(Records contained in a dataset)
========
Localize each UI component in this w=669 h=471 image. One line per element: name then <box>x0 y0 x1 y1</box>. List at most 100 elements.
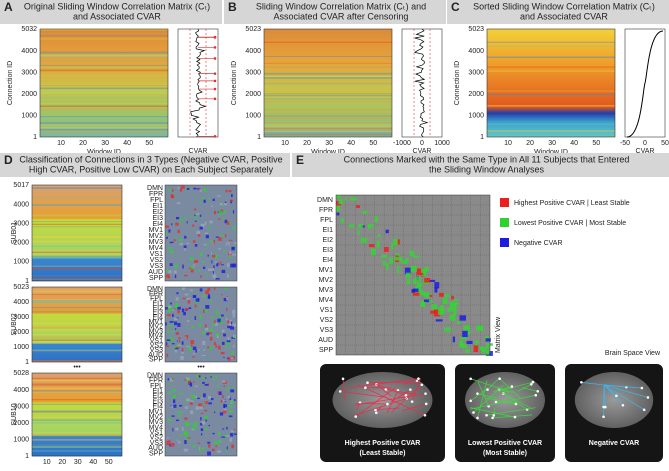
heatmap-stripe <box>264 116 392 119</box>
matrix-cell <box>228 395 231 399</box>
matrix-cell <box>224 219 228 224</box>
matrix-cell <box>465 348 471 353</box>
matrix-cell <box>232 323 237 327</box>
heatmap-stripe <box>32 444 122 446</box>
matrix-cell <box>184 217 187 219</box>
matrix-cell <box>222 217 225 220</box>
matrix-cell <box>232 210 235 214</box>
matrix-cell <box>221 341 225 345</box>
matrix-cell <box>473 345 479 353</box>
cvar-outlier-dot <box>213 97 217 101</box>
matrix-cell <box>214 319 216 324</box>
matrix-cell <box>474 340 479 344</box>
matrix-cell <box>228 221 231 224</box>
matrix-cell <box>405 272 411 278</box>
y-tick-label: 1 <box>33 134 37 141</box>
matrix-cell <box>224 201 227 204</box>
matrix-cell <box>190 269 194 273</box>
matrix-cell <box>215 333 220 337</box>
matrix-cell <box>179 219 181 224</box>
matrix-cell <box>485 338 491 342</box>
matrix-cell <box>198 349 200 351</box>
brain-connection <box>517 383 532 392</box>
y-tick-label: 1000 <box>13 436 29 443</box>
heatmap-stripe <box>32 310 122 313</box>
matrix-cell <box>168 270 172 274</box>
network-label: EI1 <box>152 300 163 307</box>
matrix-cell <box>203 243 207 246</box>
matrix-cell <box>172 323 174 327</box>
matrix-cell <box>209 328 213 332</box>
matrix-cell <box>196 375 200 378</box>
matrix-cell <box>209 373 212 376</box>
network-label: VS1 <box>150 430 163 437</box>
matrix-cell <box>211 448 215 452</box>
matrix-cell <box>216 450 221 453</box>
matrix-cell <box>229 199 234 202</box>
matrix-cell <box>202 340 206 345</box>
matrix-cell <box>223 356 225 358</box>
matrix-cell <box>180 434 183 437</box>
matrix-cell <box>193 263 195 268</box>
brain-connection <box>470 389 487 402</box>
heatmap-stripe <box>32 257 122 260</box>
matrix-cell <box>485 335 490 340</box>
brain-connection <box>473 385 504 413</box>
matrix-cell <box>198 302 200 305</box>
network-label: DMN <box>147 372 163 379</box>
matrix-cell <box>389 257 393 265</box>
brain-connection <box>603 384 645 411</box>
matrix-cell <box>195 406 199 410</box>
legend-label: Highest Positive CVAR | Least Stable <box>514 200 630 207</box>
matrix-cell <box>204 428 208 430</box>
network-label: MV2 <box>149 414 164 421</box>
heatmap-stripe <box>264 96 392 99</box>
heatmap-stripe <box>40 127 168 128</box>
matrix-cell <box>179 238 182 242</box>
brain-node <box>410 400 414 403</box>
network-label: AUD <box>148 269 163 276</box>
matrix-cell <box>462 330 468 338</box>
matrix-cell <box>192 444 197 447</box>
heatmap-stripe <box>487 123 615 125</box>
matrix-cell <box>459 315 467 321</box>
matrix-cell <box>429 295 433 298</box>
matrix-cell <box>179 404 183 407</box>
heatmap-stripe <box>40 89 168 91</box>
matrix-cell <box>222 395 224 399</box>
matrix-cell <box>210 299 212 303</box>
matrix-cell <box>188 267 192 269</box>
matrix-cell <box>214 440 218 445</box>
matrix-cell <box>202 331 205 335</box>
matrix-cell <box>172 395 177 399</box>
panel-letter: B <box>228 0 237 14</box>
matrix-cell <box>212 275 217 279</box>
matrix-cell <box>173 236 177 238</box>
y-tick-label: 2000 <box>245 91 261 98</box>
matrix-cell <box>194 220 197 222</box>
matrix-cell <box>195 213 198 216</box>
matrix-cell <box>171 343 175 345</box>
matrix-cell <box>172 376 175 379</box>
brain-node <box>534 393 538 397</box>
heatmap-stripe <box>32 434 122 437</box>
cvar-tick-label: 0 <box>420 140 424 147</box>
heatmap-stripe <box>32 221 122 222</box>
matrix-cell <box>348 224 355 228</box>
matrix-cell <box>192 356 195 358</box>
matrix-cell <box>214 261 218 264</box>
matrix-cell <box>223 202 228 206</box>
heatmap-stripe <box>32 392 122 393</box>
matrix-cell <box>431 304 438 310</box>
brain-connection <box>603 384 617 397</box>
heatmap-stripe <box>32 300 122 303</box>
matrix-cell <box>184 421 189 426</box>
matrix-cell <box>216 335 219 339</box>
matrix-cell <box>416 268 424 276</box>
heatmap-stripe <box>40 109 168 111</box>
panel-title: High CVAR, Positive Low CVAR) on Each Su… <box>29 164 274 174</box>
cvar-tick-label: 50 <box>661 140 669 147</box>
matrix-cell <box>435 319 443 322</box>
heatmap-stripe <box>264 51 392 53</box>
heatmap-stripe <box>40 54 168 57</box>
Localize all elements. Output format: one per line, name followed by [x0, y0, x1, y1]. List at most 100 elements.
========
## [Job]
Copy every line of the items above word for word, leaving out the pictures.

## [Answer below]
Localize each UI component in this w=669 h=471 image. One line per element: name then <box>x0 y0 x1 y1</box>. List at most 100 elements.
heatmap-stripe <box>264 116 392 119</box>
matrix-cell <box>228 395 231 399</box>
matrix-cell <box>224 219 228 224</box>
matrix-cell <box>465 348 471 353</box>
matrix-cell <box>232 323 237 327</box>
heatmap-stripe <box>32 444 122 446</box>
matrix-cell <box>184 217 187 219</box>
matrix-cell <box>222 217 225 220</box>
matrix-cell <box>232 210 235 214</box>
matrix-cell <box>221 341 225 345</box>
matrix-cell <box>473 345 479 353</box>
cvar-outlier-dot <box>213 97 217 101</box>
matrix-cell <box>214 319 216 324</box>
matrix-cell <box>474 340 479 344</box>
matrix-cell <box>228 221 231 224</box>
matrix-cell <box>405 272 411 278</box>
y-tick-label: 1 <box>33 134 37 141</box>
matrix-cell <box>224 201 227 204</box>
matrix-cell <box>190 269 194 273</box>
matrix-cell <box>215 333 220 337</box>
matrix-cell <box>179 219 181 224</box>
matrix-cell <box>485 338 491 342</box>
matrix-cell <box>198 349 200 351</box>
brain-connection <box>517 383 532 392</box>
y-tick-label: 1000 <box>13 436 29 443</box>
heatmap-stripe <box>32 310 122 313</box>
matrix-cell <box>168 270 172 274</box>
network-label: EI1 <box>152 300 163 307</box>
matrix-cell <box>203 243 207 246</box>
matrix-cell <box>172 323 174 327</box>
matrix-cell <box>209 328 213 332</box>
matrix-cell <box>196 375 200 378</box>
matrix-cell <box>209 373 212 376</box>
network-label: VS1 <box>150 430 163 437</box>
matrix-cell <box>211 448 215 452</box>
matrix-cell <box>216 450 221 453</box>
matrix-cell <box>229 199 234 202</box>
matrix-cell <box>202 340 206 345</box>
matrix-cell <box>223 356 225 358</box>
matrix-cell <box>180 434 183 437</box>
matrix-cell <box>193 263 195 268</box>
brain-connection <box>470 389 487 402</box>
heatmap-stripe <box>32 257 122 260</box>
matrix-cell <box>485 335 490 340</box>
brain-connection <box>473 385 504 413</box>
matrix-cell <box>198 302 200 305</box>
network-label: DMN <box>147 372 163 379</box>
matrix-cell <box>389 257 393 265</box>
brain-connection <box>603 384 645 411</box>
matrix-cell <box>195 406 199 410</box>
legend-label: Highest Positive CVAR | Least Stable <box>514 200 630 207</box>
matrix-cell <box>204 428 208 430</box>
network-label: MV2 <box>149 414 164 421</box>
heatmap-stripe <box>264 96 392 99</box>
heatmap-stripe <box>40 127 168 128</box>
matrix-cell <box>179 238 182 242</box>
brain-node <box>410 400 414 403</box>
network-label: AUD <box>148 269 163 276</box>
matrix-cell <box>462 330 468 338</box>
matrix-cell <box>192 444 197 447</box>
heatmap-stripe <box>487 123 615 125</box>
matrix-cell <box>459 315 467 321</box>
matrix-cell <box>429 295 433 298</box>
matrix-cell <box>179 404 183 407</box>
heatmap-stripe <box>40 89 168 91</box>
matrix-cell <box>222 395 224 399</box>
matrix-cell <box>210 299 212 303</box>
matrix-cell <box>188 267 192 269</box>
matrix-cell <box>214 440 218 445</box>
matrix-cell <box>202 331 205 335</box>
matrix-cell <box>172 395 177 399</box>
panel-letter: B <box>228 0 237 14</box>
matrix-cell <box>212 275 217 279</box>
matrix-cell <box>173 236 177 238</box>
y-tick-label: 2000 <box>245 91 261 98</box>
matrix-cell <box>194 220 197 222</box>
matrix-cell <box>195 213 198 216</box>
matrix-cell <box>171 343 175 345</box>
matrix-cell <box>172 376 175 379</box>
brain-node <box>534 393 538 397</box>
heatmap-stripe <box>32 434 122 437</box>
cvar-tick-label: 0 <box>420 140 424 147</box>
heatmap-stripe <box>32 221 122 222</box>
matrix-cell <box>348 224 355 228</box>
matrix-cell <box>192 356 195 358</box>
matrix-cell <box>214 261 218 264</box>
matrix-cell <box>223 202 228 206</box>
heatmap-stripe <box>32 392 122 393</box>
matrix-cell <box>431 304 438 310</box>
brain-connection <box>603 384 617 397</box>
heatmap-stripe <box>32 300 122 303</box>
matrix-cell <box>184 421 189 426</box>
matrix-cell <box>216 335 219 339</box>
matrix-cell <box>416 268 424 276</box>
heatmap-stripe <box>40 109 168 111</box>
panel-title: High CVAR, Positive Low CVAR) on Each Su… <box>29 164 274 174</box>
cvar-tick-label: 50 <box>661 140 669 147</box>
matrix-cell <box>435 319 443 322</box>
heatmap-stripe <box>264 51 392 53</box>
heatmap-stripe <box>40 54 168 57</box>
Localize all elements. Output format: one per line, name followed by [x0, y0, x1, y1]. List at most 100 elements.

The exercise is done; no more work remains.